[Extracted records]
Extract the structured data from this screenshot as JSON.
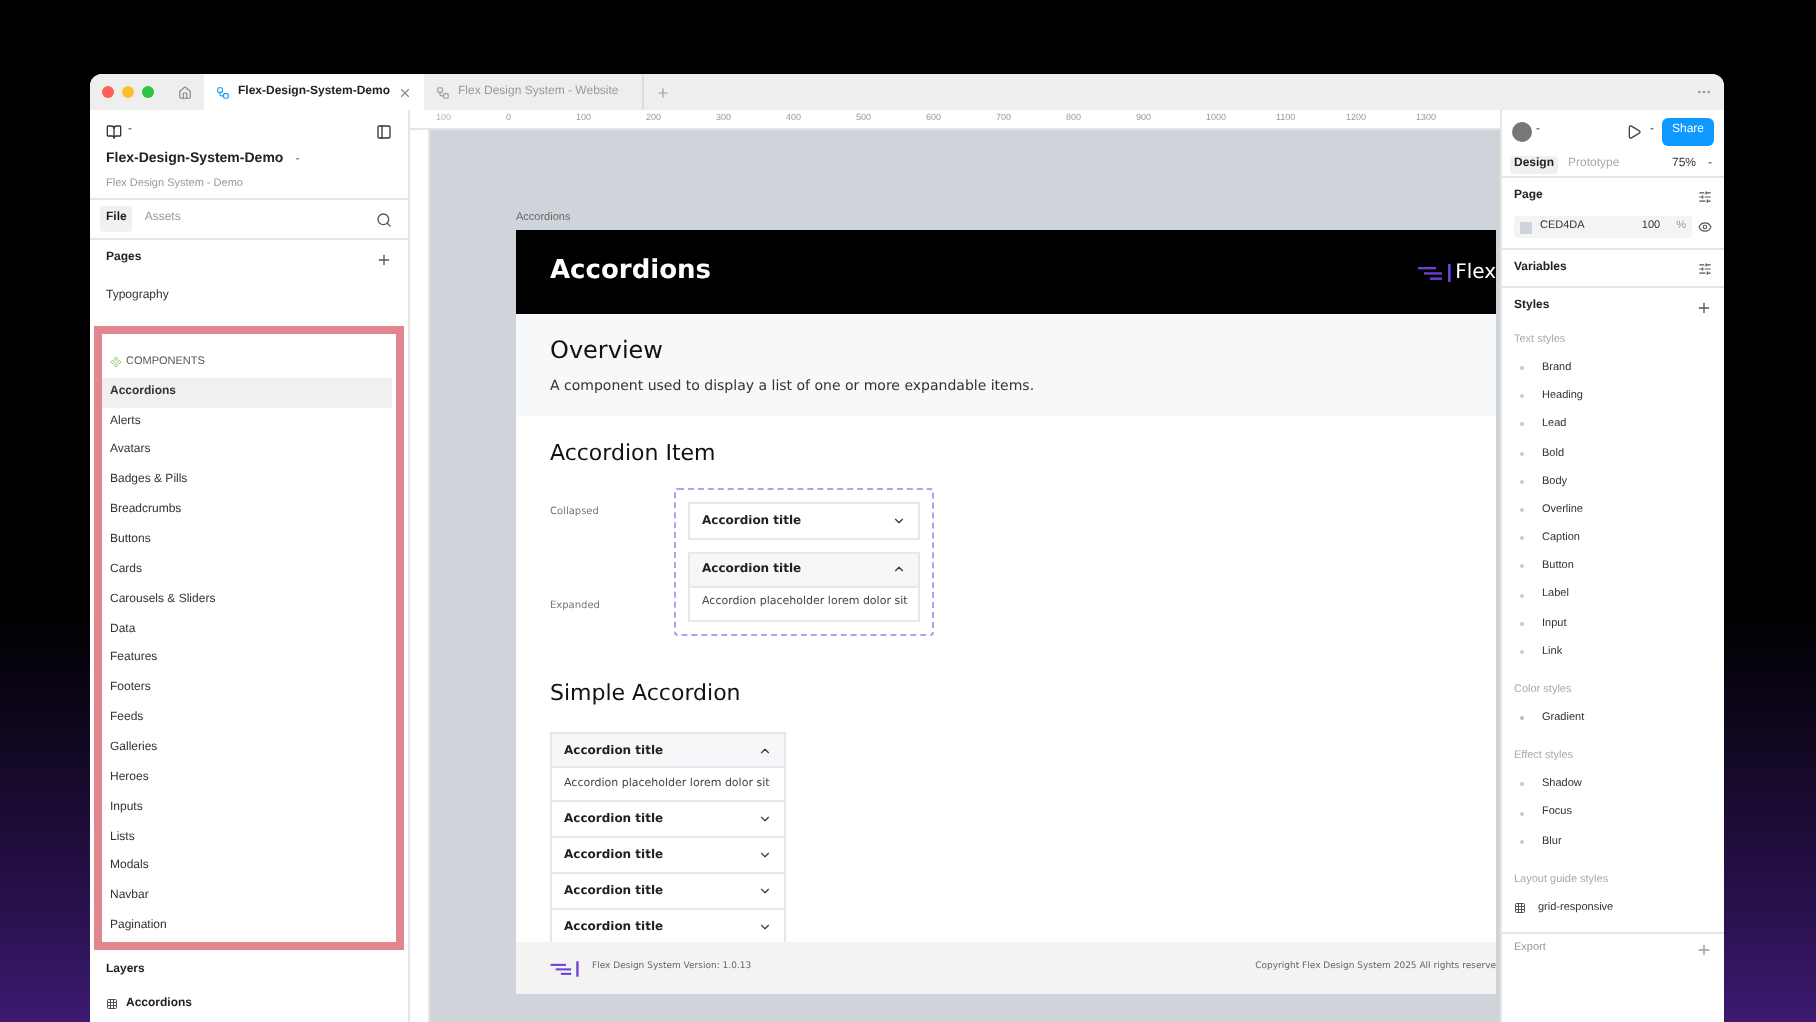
{
  "tabs": [
    {
      "label": "Flex-Design-System-Demo",
      "selected": true
    },
    {
      "label": "Flex Design System - Website",
      "selected": false
    }
  ],
  "left_panel": {
    "file_menu": "-",
    "title": "Flex-Design-System-Demo",
    "title_caret": "-",
    "subtitle": "Flex Design System - Demo",
    "panel_tabs": [
      {
        "label": "File",
        "selected": true
      },
      {
        "label": "Assets",
        "selected": false
      }
    ],
    "pages_heading": "Pages",
    "pages": [
      {
        "label": "Typography",
        "selected": false
      }
    ],
    "components_heading": "COMPONENTS",
    "components": [
      {
        "label": "Accordions",
        "selected": true
      },
      {
        "label": "Alerts",
        "selected": false
      },
      {
        "label": "Avatars",
        "selected": false
      },
      {
        "label": "Badges & Pills",
        "selected": false
      },
      {
        "label": "Breadcrumbs",
        "selected": false
      },
      {
        "label": "Buttons",
        "selected": false
      },
      {
        "label": "Cards",
        "selected": false
      },
      {
        "label": "Carousels & Sliders",
        "selected": false
      },
      {
        "label": "Data",
        "selected": false
      },
      {
        "label": "Features",
        "selected": false
      },
      {
        "label": "Footers",
        "selected": false
      },
      {
        "label": "Feeds",
        "selected": false
      },
      {
        "label": "Galleries",
        "selected": false
      },
      {
        "label": "Heroes",
        "selected": false
      },
      {
        "label": "Inputs",
        "selected": false
      },
      {
        "label": "Lists",
        "selected": false
      },
      {
        "label": "Modals",
        "selected": false
      },
      {
        "label": "Navbar",
        "selected": false
      },
      {
        "label": "Pagination",
        "selected": false
      }
    ],
    "layers_heading": "Layers",
    "layers": [
      {
        "label": "Accordions"
      }
    ]
  },
  "ruler": {
    "labels": [
      "100",
      "0",
      "100",
      "200",
      "300",
      "400",
      "500",
      "600",
      "700",
      "800",
      "900",
      "1000",
      "1100",
      "1200",
      "1300"
    ]
  },
  "canvas": {
    "frame_label": "Accordions",
    "header": {
      "title": "Accordions",
      "logo_text": "Flex"
    },
    "overview": {
      "title": "Overview",
      "text": "A component used to display a list of one or more expandable items."
    },
    "accordion_item": {
      "title": "Accordion Item",
      "states": [
        {
          "label": "Collapsed"
        },
        {
          "label": "Expanded"
        }
      ],
      "variants": [
        {
          "title": "Accordion title",
          "expanded": false
        },
        {
          "title": "Accordion title",
          "expanded": true,
          "body": "Accordion placeholder lorem dolor sit"
        }
      ]
    },
    "simple_accordion": {
      "title": "Simple Accordion",
      "items": [
        {
          "title": "Accordion title",
          "expanded": true,
          "body": "Accordion placeholder lorem dolor sit"
        },
        {
          "title": "Accordion title",
          "expanded": false
        },
        {
          "title": "Accordion title",
          "expanded": false
        },
        {
          "title": "Accordion title",
          "expanded": false
        },
        {
          "title": "Accordion title",
          "expanded": false
        }
      ]
    },
    "footer": {
      "version": "Flex Design System Version: 1.0.13",
      "copyright": "Copyright Flex Design System 2025 All rights reserve"
    }
  },
  "right_panel": {
    "avatar_caret": "-",
    "play_caret": "-",
    "share": "Share",
    "mode_tabs": [
      {
        "label": "Design",
        "selected": true
      },
      {
        "label": "Prototype",
        "selected": false
      }
    ],
    "zoom": "75%",
    "zoom_caret": "-",
    "page_heading": "Page",
    "page_color": {
      "hex": "CED4DA",
      "color": "#ced4da",
      "opacity": "100",
      "unit": "%"
    },
    "variables_heading": "Variables",
    "styles_heading": "Styles",
    "style_groups": [
      {
        "heading": "Text styles",
        "kind": "text",
        "items": [
          "Brand",
          "Heading",
          "Lead",
          "Bold",
          "Body",
          "Overline",
          "Caption",
          "Button",
          "Label",
          "Input",
          "Link"
        ]
      },
      {
        "heading": "Color styles",
        "kind": "color",
        "items": [
          "Gradient"
        ]
      },
      {
        "heading": "Effect styles",
        "kind": "effect",
        "items": [
          "Shadow",
          "Focus",
          "Blur"
        ]
      },
      {
        "heading": "Layout guide styles",
        "kind": "grid",
        "items": [
          "grid-responsive"
        ]
      }
    ],
    "export_heading": "Export"
  }
}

◆ Short problem
Every record above must be given again exactly; drop the pictures.

◆ Written response
Extract the structured data from this screenshot as JSON.
{
  "tabs": [
    {
      "label": "Flex-Design-System-Demo",
      "selected": true
    },
    {
      "label": "Flex Design System - Website",
      "selected": false
    }
  ],
  "left_panel": {
    "file_menu": "-",
    "title": "Flex-Design-System-Demo",
    "title_caret": "-",
    "subtitle": "Flex Design System - Demo",
    "panel_tabs": [
      {
        "label": "File",
        "selected": true
      },
      {
        "label": "Assets",
        "selected": false
      }
    ],
    "pages_heading": "Pages",
    "pages": [
      {
        "label": "Typography",
        "selected": false
      }
    ],
    "components_heading": "COMPONENTS",
    "components": [
      {
        "label": "Accordions",
        "selected": true
      },
      {
        "label": "Alerts",
        "selected": false
      },
      {
        "label": "Avatars",
        "selected": false
      },
      {
        "label": "Badges & Pills",
        "selected": false
      },
      {
        "label": "Breadcrumbs",
        "selected": false
      },
      {
        "label": "Buttons",
        "selected": false
      },
      {
        "label": "Cards",
        "selected": false
      },
      {
        "label": "Carousels & Sliders",
        "selected": false
      },
      {
        "label": "Data",
        "selected": false
      },
      {
        "label": "Features",
        "selected": false
      },
      {
        "label": "Footers",
        "selected": false
      },
      {
        "label": "Feeds",
        "selected": false
      },
      {
        "label": "Galleries",
        "selected": false
      },
      {
        "label": "Heroes",
        "selected": false
      },
      {
        "label": "Inputs",
        "selected": false
      },
      {
        "label": "Lists",
        "selected": false
      },
      {
        "label": "Modals",
        "selected": false
      },
      {
        "label": "Navbar",
        "selected": false
      },
      {
        "label": "Pagination",
        "selected": false
      }
    ],
    "layers_heading": "Layers",
    "layers": [
      {
        "label": "Accordions"
      }
    ]
  },
  "ruler": {
    "labels": [
      "100",
      "0",
      "100",
      "200",
      "300",
      "400",
      "500",
      "600",
      "700",
      "800",
      "900",
      "1000",
      "1100",
      "1200",
      "1300"
    ]
  },
  "canvas": {
    "frame_label": "Accordions",
    "header": {
      "title": "Accordions",
      "logo_text": "Flex"
    },
    "overview": {
      "title": "Overview",
      "text": "A component used to display a list of one or more expandable items."
    },
    "accordion_item": {
      "title": "Accordion Item",
      "states": [
        {
          "label": "Collapsed"
        },
        {
          "label": "Expanded"
        }
      ],
      "variants": [
        {
          "title": "Accordion title",
          "expanded": false
        },
        {
          "title": "Accordion title",
          "expanded": true,
          "body": "Accordion placeholder lorem dolor sit"
        }
      ]
    },
    "simple_accordion": {
      "title": "Simple Accordion",
      "items": [
        {
          "title": "Accordion title",
          "expanded": true,
          "body": "Accordion placeholder lorem dolor sit"
        },
        {
          "title": "Accordion title",
          "expanded": false
        },
        {
          "title": "Accordion title",
          "expanded": false
        },
        {
          "title": "Accordion title",
          "expanded": false
        },
        {
          "title": "Accordion title",
          "expanded": false
        }
      ]
    },
    "footer": {
      "version": "Flex Design System Version: 1.0.13",
      "copyright": "Copyright Flex Design System 2025 All rights reserve"
    }
  },
  "right_panel": {
    "avatar_caret": "-",
    "play_caret": "-",
    "share": "Share",
    "mode_tabs": [
      {
        "label": "Design",
        "selected": true
      },
      {
        "label": "Prototype",
        "selected": false
      }
    ],
    "zoom": "75%",
    "zoom_caret": "-",
    "page_heading": "Page",
    "page_color": {
      "hex": "CED4DA",
      "color": "#ced4da",
      "opacity": "100",
      "unit": "%"
    },
    "variables_heading": "Variables",
    "styles_heading": "Styles",
    "style_groups": [
      {
        "heading": "Text styles",
        "kind": "text",
        "items": [
          "Brand",
          "Heading",
          "Lead",
          "Bold",
          "Body",
          "Overline",
          "Caption",
          "Button",
          "Label",
          "Input",
          "Link"
        ]
      },
      {
        "heading": "Color styles",
        "kind": "color",
        "items": [
          "Gradient"
        ]
      },
      {
        "heading": "Effect styles",
        "kind": "effect",
        "items": [
          "Shadow",
          "Focus",
          "Blur"
        ]
      },
      {
        "heading": "Layout guide styles",
        "kind": "grid",
        "items": [
          "grid-responsive"
        ]
      }
    ],
    "export_heading": "Export"
  }
}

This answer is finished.